┌──

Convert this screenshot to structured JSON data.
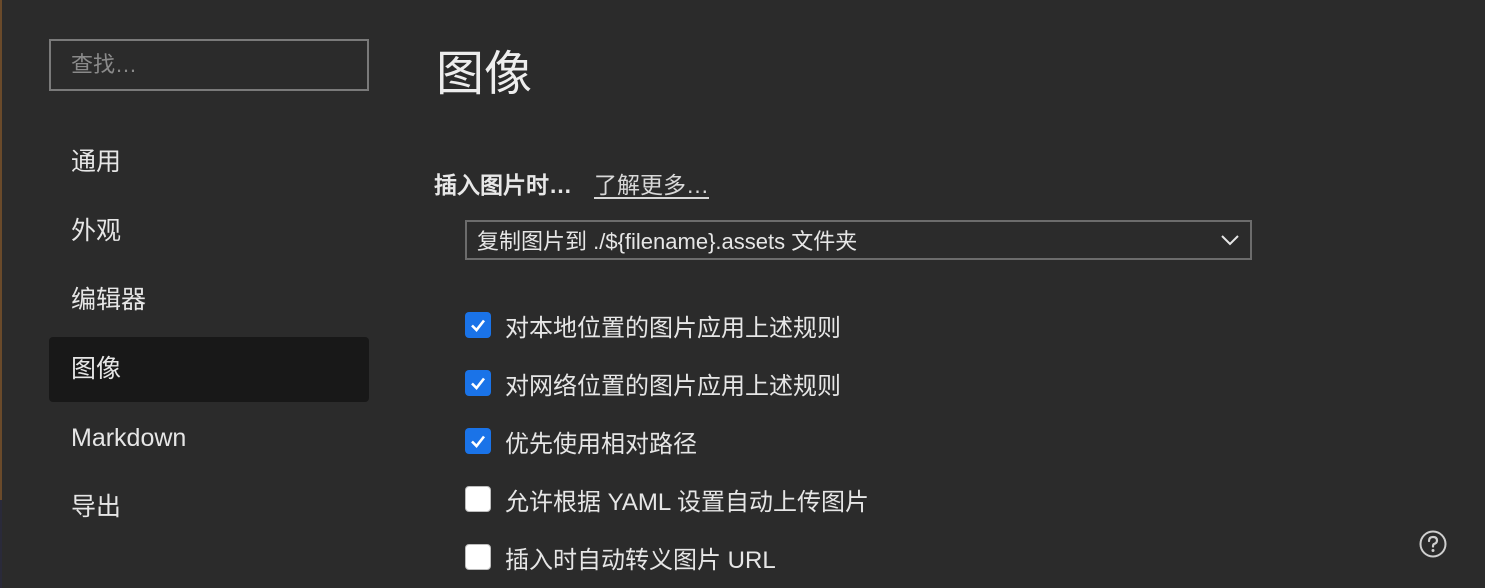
{
  "sidebar": {
    "search_placeholder": "查找…",
    "items": [
      {
        "label": "通用",
        "active": false
      },
      {
        "label": "外观",
        "active": false
      },
      {
        "label": "编辑器",
        "active": false
      },
      {
        "label": "图像",
        "active": true
      },
      {
        "label": "Markdown",
        "active": false
      },
      {
        "label": "导出",
        "active": false
      }
    ]
  },
  "main": {
    "title": "图像",
    "insert_label": "插入图片时…",
    "learn_more": "了解更多…",
    "select_value": "复制图片到 ./${filename}.assets 文件夹",
    "options": [
      {
        "label": "对本地位置的图片应用上述规则",
        "checked": true
      },
      {
        "label": "对网络位置的图片应用上述规则",
        "checked": true
      },
      {
        "label": "优先使用相对路径",
        "checked": true
      },
      {
        "label": "允许根据 YAML 设置自动上传图片",
        "checked": false
      },
      {
        "label": "插入时自动转义图片 URL",
        "checked": false
      }
    ]
  },
  "colors": {
    "background": "#2b2b2b",
    "active_nav": "#181818",
    "checkbox_accent": "#1a73e8"
  },
  "icons": {
    "select_arrow": "chevron-down-icon",
    "checkmark": "check-icon",
    "help": "help-icon"
  }
}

└──

EXERCISE -> Pictures are to be left out; repeat all the remaining data exactly.

SOLUTION TO THIS PROBLEM ->
Convert this screenshot to structured JSON data.
{
  "sidebar": {
    "search_placeholder": "查找…",
    "items": [
      {
        "label": "通用",
        "active": false
      },
      {
        "label": "外观",
        "active": false
      },
      {
        "label": "编辑器",
        "active": false
      },
      {
        "label": "图像",
        "active": true
      },
      {
        "label": "Markdown",
        "active": false
      },
      {
        "label": "导出",
        "active": false
      }
    ]
  },
  "main": {
    "title": "图像",
    "insert_label": "插入图片时…",
    "learn_more": "了解更多…",
    "select_value": "复制图片到 ./${filename}.assets 文件夹",
    "options": [
      {
        "label": "对本地位置的图片应用上述规则",
        "checked": true
      },
      {
        "label": "对网络位置的图片应用上述规则",
        "checked": true
      },
      {
        "label": "优先使用相对路径",
        "checked": true
      },
      {
        "label": "允许根据 YAML 设置自动上传图片",
        "checked": false
      },
      {
        "label": "插入时自动转义图片 URL",
        "checked": false
      }
    ]
  },
  "colors": {
    "background": "#2b2b2b",
    "active_nav": "#181818",
    "checkbox_accent": "#1a73e8"
  },
  "icons": {
    "select_arrow": "chevron-down-icon",
    "checkmark": "check-icon",
    "help": "help-icon"
  }
}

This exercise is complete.